Task to carry out
Repeat what the lines below say, word for word, and skip every image.

Data excerpts:
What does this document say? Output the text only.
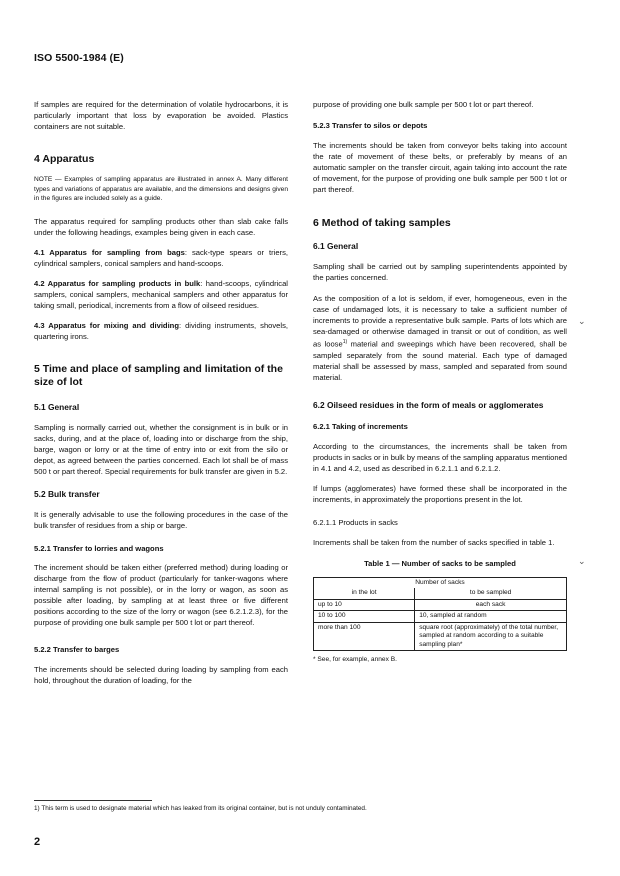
ISO 5500-1984 (E)

If samples are required for the determination of volatile hydrocarbons, it is particularly important that loss by evaporation be avoided. Plastics containers are not suitable.

4 Apparatus

NOTE — Examples of sampling apparatus are illustrated in annex A. Many different types and variations of apparatus are available, and the dimensions and designs given in the figures are included solely as a guide.

The apparatus required for sampling products other than slab cake falls under the following headings, examples being given in each case.

4.1 Apparatus for sampling from bags: sack-type spears or triers, cylindrical samplers, conical samplers and hand-scoops.

4.2 Apparatus for sampling products in bulk: hand-scoops, cylindrical samplers, conical samplers, mechanical samplers and other apparatus for taking small, periodical, increments from a flow of oilseed residues.

4.3 Apparatus for mixing and dividing: dividing instruments, shovels, quartering irons.

5 Time and place of sampling and limitation of the size of lot
5.1 General

Sampling is normally carried out, whether the consignment is in bulk or in sacks, during, and at the place of, loading into or discharge from the ship, barge, wagon or lorry or at the time of entry into or exit from the silo or depot, as agreed between the parties concerned. Each lot shall be of mass 500 t or part thereof. Special requirements for bulk transfer are given in 5.2.

5.2 Bulk transfer

It is generally advisable to use the following procedures in the case of the bulk transfer of residues from a ship or barge.

5.2.1 Transfer to lorries and wagons

The increment should be taken either (preferred method) during loading or discharge from the flow of product (particularly for tanker-wagons where internal sampling is not possible), or in the lorry or wagon, as soon as possible after loading, by sampling at at least three or five different positions according to the size of the lorry or wagon (see 6.2.1.2.3), for the purpose of providing one bulk sample per 500 t lot or part thereof.

5.2.2 Transfer to barges

The increments should be selected during loading by sampling from each hold, throughout the duration of loading, for the

purpose of providing one bulk sample per 500 t lot or part thereof.

5.2.3 Transfer to silos or depots

The increments should be taken from conveyor belts taking into account the rate of movement of these belts, or preferably by means of an automatic sampler on the transfer circuit, again taking into account the rate of movement, for the purpose of providing one bulk sample per 500 t lot or part thereof.

6 Method of taking samples
6.1 General

Sampling shall be carried out by sampling superintendents appointed by the parties concerned.

As the composition of a lot is seldom, if ever, homogeneous, even in the case of undamaged lots, it is necessary to take a sufficient number of increments to provide a representative bulk sample. Parts of lots which are sea-damaged or otherwise damaged in transit or out of condition, as well as loose$^{1)}$ material and sweepings which have been recovered, shall be sampled separately from the sound material. Each type of damaged material shall be assessed by mass, sampled and separated from sound material.

6.2 Oilseed residues in the form of meals or agglomerates
6.2.1 Taking of increments

According to the circumstances, the increments shall be taken from products in sacks or in bulk by means of the sampling apparatus mentioned in 4.1 and 4.2, used as described in 6.2.1.1 and 6.2.1.2.

If lumps (agglomerates) have formed these shall be incorporated in the increments, in approximately the proportions present in the lot.

6.2.1.1 Products in sacks

Increments shall be taken from the number of sacks specified in table 1.

Table 1 — Number of sacks to be sampled
Number of sacks	
in the lot	to be sampled
up to 10	each sack
10 to 100	10, sampled at random
more than 100	square root (approximately) of the total number, sampled at random according to a suitable sampling plan*

* See, for example, annex B.

⌄
⌄
1) This term is used to designate material which has leaked from its original container, but is not unduly contaminated.
2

Reply to the exercise
What does this document say? Output the text only.
ISO 5500-1984 (E)

If samples are required for the determination of volatile hydrocarbons, it is particularly important that loss by evaporation be avoided. Plastics containers are not suitable.

4 Apparatus

NOTE — Examples of sampling apparatus are illustrated in annex A. Many different types and variations of apparatus are available, and the dimensions and designs given in the figures are included solely as a guide.

The apparatus required for sampling products other than slab cake falls under the following headings, examples being given in each case.

4.1 Apparatus for sampling from bags: sack-type spears or triers, cylindrical samplers, conical samplers and hand-scoops.

4.2 Apparatus for sampling products in bulk: hand-scoops, cylindrical samplers, conical samplers, mechanical samplers and other apparatus for taking small, periodical, increments from a flow of oilseed residues.

4.3 Apparatus for mixing and dividing: dividing instruments, shovels, quartering irons.

5 Time and place of sampling and limitation of the size of lot
5.1 General

Sampling is normally carried out, whether the consignment is in bulk or in sacks, during, and at the place of, loading into or discharge from the ship, barge, wagon or lorry or at the time of entry into or exit from the silo or depot, as agreed between the parties concerned. Each lot shall be of mass 500 t or part thereof. Special requirements for bulk transfer are given in 5.2.

5.2 Bulk transfer

It is generally advisable to use the following procedures in the case of the bulk transfer of residues from a ship or barge.

5.2.1 Transfer to lorries and wagons

The increment should be taken either (preferred method) during loading or discharge from the flow of product (particularly for tanker-wagons where internal sampling is not possible), or in the lorry or wagon, as soon as possible after loading, by sampling at at least three or five different positions according to the size of the lorry or wagon (see 6.2.1.2.3), for the purpose of providing one bulk sample per 500 t lot or part thereof.

5.2.2 Transfer to barges

The increments should be selected during loading by sampling from each hold, throughout the duration of loading, for the

purpose of providing one bulk sample per 500 t lot or part thereof.

5.2.3 Transfer to silos or depots

The increments should be taken from conveyor belts taking into account the rate of movement of these belts, or preferably by means of an automatic sampler on the transfer circuit, again taking into account the rate of movement, for the purpose of providing one bulk sample per 500 t lot or part thereof.

6 Method of taking samples
6.1 General

Sampling shall be carried out by sampling superintendents appointed by the parties concerned.

As the composition of a lot is seldom, if ever, homogeneous, even in the case of undamaged lots, it is necessary to take a sufficient number of increments to provide a representative bulk sample. Parts of lots which are sea-damaged or otherwise damaged in transit or out of condition, as well as loose$^{1)}$ material and sweepings which have been recovered, shall be sampled separately from the sound material. Each type of damaged material shall be assessed by mass, sampled and separated from sound material.

6.2 Oilseed residues in the form of meals or agglomerates
6.2.1 Taking of increments

According to the circumstances, the increments shall be taken from products in sacks or in bulk by means of the sampling apparatus mentioned in 4.1 and 4.2, used as described in 6.2.1.1 and 6.2.1.2.

If lumps (agglomerates) have formed these shall be incorporated in the increments, in approximately the proportions present in the lot.

6.2.1.1 Products in sacks

Increments shall be taken from the number of sacks specified in table 1.

Table 1 — Number of sacks to be sampled
Number of sacks	
in the lot	to be sampled
up to 10	each sack
10 to 100	10, sampled at random
more than 100	square root (approximately) of the total number, sampled at random according to a suitable sampling plan*

* See, for example, annex B.

⌄
⌄
1) This term is used to designate material which has leaked from its original container, but is not unduly contaminated.
2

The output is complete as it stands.